Short problem: From the entries below, work out the number of lines that hold the word "disappearing", and give that number alone.

Data provided:

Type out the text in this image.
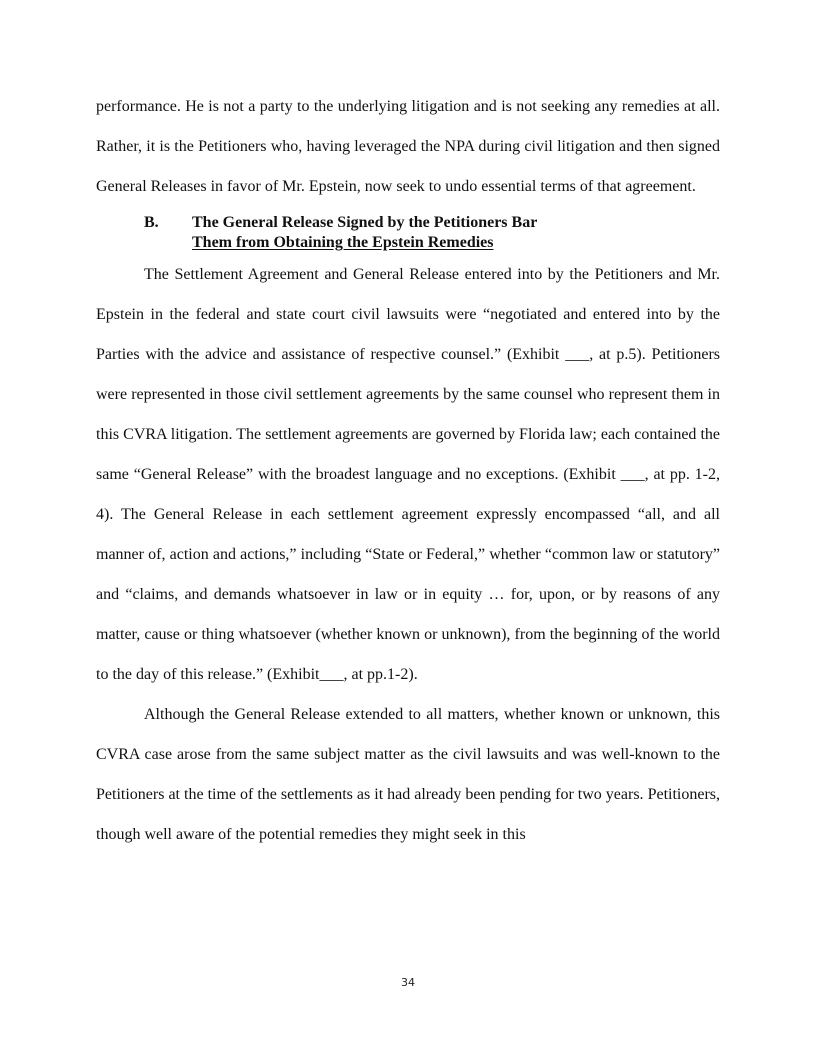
performance. He is not a party to the underlying litigation and is not seeking any remedies at all. Rather, it is the Petitioners who, having leveraged the NPA during civil litigation and then signed General Releases in favor of Mr. Epstein, now seek to undo essential terms of that agreement.

B.	The General Release Signed by the Petitioners Bar
Them from Obtaining the Epstein Remedies

The Settlement Agreement and General Release entered into by the Petitioners and Mr. Epstein in the federal and state court civil lawsuits were “negotiated and entered into by the Parties with the advice and assistance of respective counsel.” (Exhibit ___, at p.5). Petitioners were represented in those civil settlement agreements by the same counsel who represent them in this CVRA litigation. The settlement agreements are governed by Florida law; each contained the same “General Release” with the broadest language and no exceptions. (Exhibit ___, at pp. 1-2, 4). The General Release in each settlement agreement expressly encompassed “all, and all manner of, action and actions,” including “State or Federal,” whether “common law or statutory” and “claims, and demands whatsoever in law or in equity … for, upon, or by reasons of any matter, cause or thing whatsoever (whether known or unknown), from the beginning of the world to the day of this release.” (Exhibit___, at pp.1-2).

Although the General Release extended to all matters, whether known or unknown, this CVRA case arose from the same subject matter as the civil lawsuits and was well-known to the Petitioners at the time of the settlements as it had already been pending for two years. Petitioners, though well aware of the potential remedies they might seek in this

34
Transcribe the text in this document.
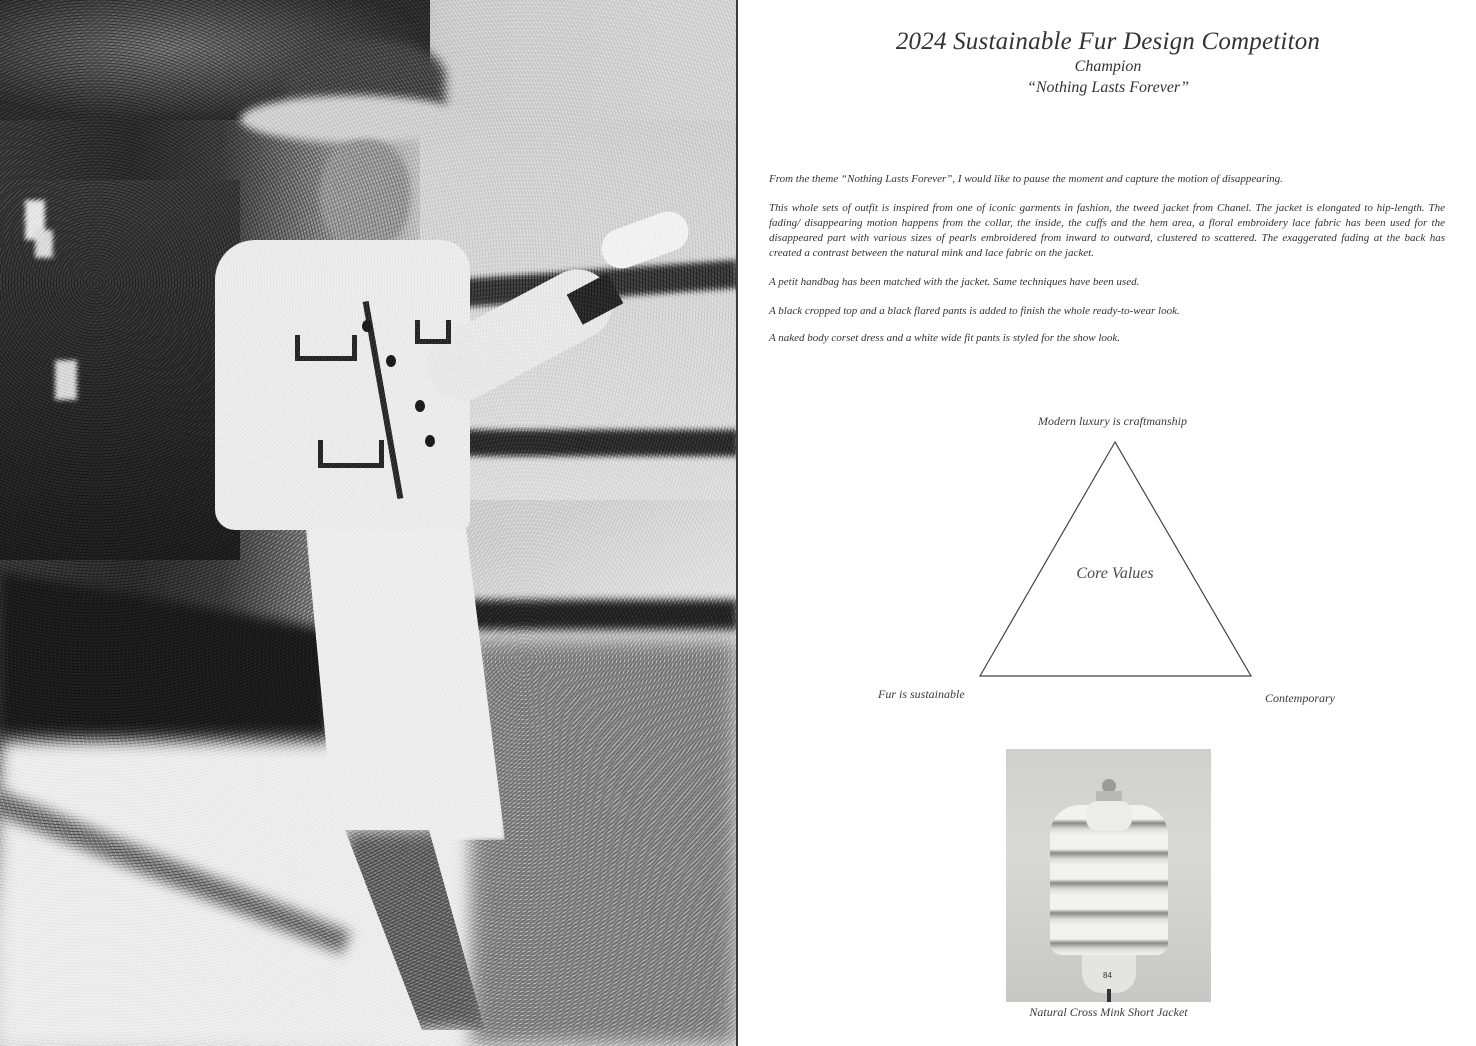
2024 Sustainable Fur Design Competiton
Champion
“Nothing Lasts Forever”

From the theme “Nothing Lasts Forever”, I would like to pause the moment and capture the motion of disappearing.

This whole sets of outfit is inspired from one of iconic garments in fashion, the tweed jacket from Chanel. The jacket is elongated to hip-length. The fading/ disappearing motion happens from the collar, the inside, the cuffs and the hem area, a floral embroidery lace fabric has been used for the disappeared part with various sizes of pearls embroidered from inward to outward, clustered to scattered. The exaggerated fading at the back has created a contrast between the natural mink and lace fabric on the jacket.

A petit handbag has been matched with the jacket. Same techniques have been used.

A black cropped top and a black flared pants is added to finish the whole ready-to-wear look.

A naked body corset dress and a white wide fit pants is styled for the show look.

Modern luxury is craftmanship
Core Values
Fur is sustainable	Contemporary
84
Natural Cross Mink Short Jacket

Result of this exercise: 2